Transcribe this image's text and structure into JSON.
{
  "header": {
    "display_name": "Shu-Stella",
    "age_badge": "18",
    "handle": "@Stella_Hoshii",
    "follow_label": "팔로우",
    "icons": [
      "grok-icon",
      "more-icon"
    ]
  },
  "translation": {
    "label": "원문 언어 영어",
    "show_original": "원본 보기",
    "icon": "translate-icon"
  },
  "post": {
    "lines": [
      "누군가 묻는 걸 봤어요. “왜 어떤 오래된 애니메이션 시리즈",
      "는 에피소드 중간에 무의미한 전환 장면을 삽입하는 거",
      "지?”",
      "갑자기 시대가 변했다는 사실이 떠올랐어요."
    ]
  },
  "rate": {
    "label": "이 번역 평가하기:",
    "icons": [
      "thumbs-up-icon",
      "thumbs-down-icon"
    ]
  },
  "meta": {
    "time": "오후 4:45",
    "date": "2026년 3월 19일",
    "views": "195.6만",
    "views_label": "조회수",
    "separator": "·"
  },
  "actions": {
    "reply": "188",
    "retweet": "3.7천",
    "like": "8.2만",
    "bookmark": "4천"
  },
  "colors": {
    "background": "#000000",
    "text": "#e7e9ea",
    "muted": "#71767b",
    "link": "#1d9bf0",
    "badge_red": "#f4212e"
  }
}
========================================
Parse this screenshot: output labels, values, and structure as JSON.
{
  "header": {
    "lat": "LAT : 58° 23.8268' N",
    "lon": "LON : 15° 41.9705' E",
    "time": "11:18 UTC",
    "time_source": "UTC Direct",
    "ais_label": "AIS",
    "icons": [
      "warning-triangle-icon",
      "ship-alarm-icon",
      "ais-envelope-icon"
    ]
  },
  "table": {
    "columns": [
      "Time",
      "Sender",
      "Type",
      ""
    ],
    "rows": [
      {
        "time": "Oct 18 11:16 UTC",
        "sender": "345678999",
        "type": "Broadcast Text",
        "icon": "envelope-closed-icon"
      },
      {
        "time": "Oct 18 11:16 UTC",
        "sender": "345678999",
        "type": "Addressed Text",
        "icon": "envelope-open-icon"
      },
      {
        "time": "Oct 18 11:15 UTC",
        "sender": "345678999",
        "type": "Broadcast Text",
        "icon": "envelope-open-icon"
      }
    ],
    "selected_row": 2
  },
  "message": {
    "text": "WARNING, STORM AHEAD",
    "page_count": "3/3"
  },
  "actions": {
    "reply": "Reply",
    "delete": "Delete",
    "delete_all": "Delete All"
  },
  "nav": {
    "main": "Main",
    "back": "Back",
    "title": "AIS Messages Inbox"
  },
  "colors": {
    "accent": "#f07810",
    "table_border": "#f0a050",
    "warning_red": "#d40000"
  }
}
========================================
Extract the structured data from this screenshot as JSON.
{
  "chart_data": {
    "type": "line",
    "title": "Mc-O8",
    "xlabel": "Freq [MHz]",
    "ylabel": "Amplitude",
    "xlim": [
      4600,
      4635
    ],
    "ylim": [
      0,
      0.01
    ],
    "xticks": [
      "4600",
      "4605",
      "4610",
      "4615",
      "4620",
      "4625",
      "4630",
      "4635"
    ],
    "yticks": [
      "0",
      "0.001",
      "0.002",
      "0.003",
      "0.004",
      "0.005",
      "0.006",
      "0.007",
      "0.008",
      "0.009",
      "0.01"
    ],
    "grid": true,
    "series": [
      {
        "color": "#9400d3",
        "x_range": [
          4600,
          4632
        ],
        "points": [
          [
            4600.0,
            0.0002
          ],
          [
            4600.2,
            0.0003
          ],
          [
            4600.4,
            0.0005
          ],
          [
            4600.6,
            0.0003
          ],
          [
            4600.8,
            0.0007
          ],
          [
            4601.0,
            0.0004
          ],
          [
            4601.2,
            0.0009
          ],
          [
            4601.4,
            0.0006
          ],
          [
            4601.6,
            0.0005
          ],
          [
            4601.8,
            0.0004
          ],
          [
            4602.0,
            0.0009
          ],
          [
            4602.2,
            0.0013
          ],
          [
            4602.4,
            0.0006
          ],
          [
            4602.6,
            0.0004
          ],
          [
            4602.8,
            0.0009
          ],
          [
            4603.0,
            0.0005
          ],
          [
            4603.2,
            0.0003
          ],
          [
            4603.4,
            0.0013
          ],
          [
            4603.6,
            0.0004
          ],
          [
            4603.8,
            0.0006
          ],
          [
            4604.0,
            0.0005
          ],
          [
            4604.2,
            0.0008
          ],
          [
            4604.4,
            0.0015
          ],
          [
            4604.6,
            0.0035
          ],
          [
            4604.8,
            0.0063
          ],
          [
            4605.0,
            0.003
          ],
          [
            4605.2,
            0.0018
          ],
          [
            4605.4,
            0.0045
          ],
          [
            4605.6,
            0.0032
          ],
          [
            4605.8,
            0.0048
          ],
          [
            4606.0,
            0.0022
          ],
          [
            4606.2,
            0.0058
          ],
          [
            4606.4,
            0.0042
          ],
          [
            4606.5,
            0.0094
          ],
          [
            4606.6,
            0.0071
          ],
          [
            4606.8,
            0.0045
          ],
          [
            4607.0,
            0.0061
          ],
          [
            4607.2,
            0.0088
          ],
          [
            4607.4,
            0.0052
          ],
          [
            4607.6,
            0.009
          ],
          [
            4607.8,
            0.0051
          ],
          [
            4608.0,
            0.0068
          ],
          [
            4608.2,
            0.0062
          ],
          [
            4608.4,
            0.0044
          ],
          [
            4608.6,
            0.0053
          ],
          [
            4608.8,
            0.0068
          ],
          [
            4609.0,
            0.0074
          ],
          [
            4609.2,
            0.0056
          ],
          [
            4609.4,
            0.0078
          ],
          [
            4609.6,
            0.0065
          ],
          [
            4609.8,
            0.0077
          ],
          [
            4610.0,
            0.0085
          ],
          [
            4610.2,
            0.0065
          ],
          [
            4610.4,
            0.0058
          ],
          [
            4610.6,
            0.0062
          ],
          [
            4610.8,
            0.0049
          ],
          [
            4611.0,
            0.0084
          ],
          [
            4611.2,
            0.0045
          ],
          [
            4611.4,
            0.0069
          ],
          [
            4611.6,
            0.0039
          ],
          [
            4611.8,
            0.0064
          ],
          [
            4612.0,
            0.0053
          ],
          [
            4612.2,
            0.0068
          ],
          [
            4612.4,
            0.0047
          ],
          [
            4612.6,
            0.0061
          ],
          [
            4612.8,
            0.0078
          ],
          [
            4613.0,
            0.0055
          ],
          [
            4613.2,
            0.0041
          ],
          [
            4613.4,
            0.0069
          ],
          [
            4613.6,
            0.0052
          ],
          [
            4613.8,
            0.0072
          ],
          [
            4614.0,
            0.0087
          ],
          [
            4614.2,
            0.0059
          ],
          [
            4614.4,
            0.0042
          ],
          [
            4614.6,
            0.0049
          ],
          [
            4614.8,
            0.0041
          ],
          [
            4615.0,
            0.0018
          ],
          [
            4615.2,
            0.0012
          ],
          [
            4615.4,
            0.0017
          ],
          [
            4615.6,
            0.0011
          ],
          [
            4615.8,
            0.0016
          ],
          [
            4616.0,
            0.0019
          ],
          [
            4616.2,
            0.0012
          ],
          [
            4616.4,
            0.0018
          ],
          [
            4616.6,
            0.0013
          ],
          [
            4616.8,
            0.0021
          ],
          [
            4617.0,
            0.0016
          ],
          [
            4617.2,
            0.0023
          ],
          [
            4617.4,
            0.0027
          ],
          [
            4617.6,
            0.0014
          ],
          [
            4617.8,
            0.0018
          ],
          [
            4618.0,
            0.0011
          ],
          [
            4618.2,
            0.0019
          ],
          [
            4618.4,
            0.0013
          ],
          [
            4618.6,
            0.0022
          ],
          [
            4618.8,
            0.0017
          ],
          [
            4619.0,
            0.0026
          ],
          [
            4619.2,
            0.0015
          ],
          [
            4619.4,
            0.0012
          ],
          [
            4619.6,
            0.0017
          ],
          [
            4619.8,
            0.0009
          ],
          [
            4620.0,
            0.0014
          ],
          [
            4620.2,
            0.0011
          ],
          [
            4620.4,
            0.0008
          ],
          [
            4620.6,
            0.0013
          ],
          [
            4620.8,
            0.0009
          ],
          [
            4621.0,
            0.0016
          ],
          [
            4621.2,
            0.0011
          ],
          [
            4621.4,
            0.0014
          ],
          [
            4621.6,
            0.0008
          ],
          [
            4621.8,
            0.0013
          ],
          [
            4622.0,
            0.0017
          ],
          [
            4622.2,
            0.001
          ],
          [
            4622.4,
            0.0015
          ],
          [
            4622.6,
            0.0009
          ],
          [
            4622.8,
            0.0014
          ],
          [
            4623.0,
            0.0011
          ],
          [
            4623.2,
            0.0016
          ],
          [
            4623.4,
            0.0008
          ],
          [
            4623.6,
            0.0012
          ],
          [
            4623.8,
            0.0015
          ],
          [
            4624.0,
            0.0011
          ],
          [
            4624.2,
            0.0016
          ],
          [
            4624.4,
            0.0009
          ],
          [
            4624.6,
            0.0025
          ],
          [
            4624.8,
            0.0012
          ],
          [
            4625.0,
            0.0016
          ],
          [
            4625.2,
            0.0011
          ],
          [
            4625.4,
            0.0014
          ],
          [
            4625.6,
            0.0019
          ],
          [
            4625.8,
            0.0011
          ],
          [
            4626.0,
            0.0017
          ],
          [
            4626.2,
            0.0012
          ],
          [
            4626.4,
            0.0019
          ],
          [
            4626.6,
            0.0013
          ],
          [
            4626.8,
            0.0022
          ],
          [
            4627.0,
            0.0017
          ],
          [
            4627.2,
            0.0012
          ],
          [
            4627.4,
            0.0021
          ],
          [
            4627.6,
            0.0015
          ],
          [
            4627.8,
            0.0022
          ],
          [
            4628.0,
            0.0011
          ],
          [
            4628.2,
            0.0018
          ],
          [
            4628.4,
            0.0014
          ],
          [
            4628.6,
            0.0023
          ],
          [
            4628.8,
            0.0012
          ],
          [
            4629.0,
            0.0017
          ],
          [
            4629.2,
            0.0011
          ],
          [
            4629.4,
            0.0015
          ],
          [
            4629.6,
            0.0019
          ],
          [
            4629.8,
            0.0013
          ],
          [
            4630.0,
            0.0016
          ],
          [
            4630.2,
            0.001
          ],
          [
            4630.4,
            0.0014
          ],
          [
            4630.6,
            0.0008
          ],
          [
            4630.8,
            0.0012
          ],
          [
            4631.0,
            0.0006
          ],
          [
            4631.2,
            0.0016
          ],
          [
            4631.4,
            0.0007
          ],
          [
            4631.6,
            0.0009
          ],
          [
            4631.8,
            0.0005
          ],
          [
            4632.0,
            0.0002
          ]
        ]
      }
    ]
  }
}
========================================
— INSTRUCTIONS TO FOLLOW —
From the data above, gather every line that includes the word "screenshot".

— TASK OUTPUT —
Parse this screenshot: output labels, values, and structure as JSON.
Extract the structured data from this screenshot as JSON.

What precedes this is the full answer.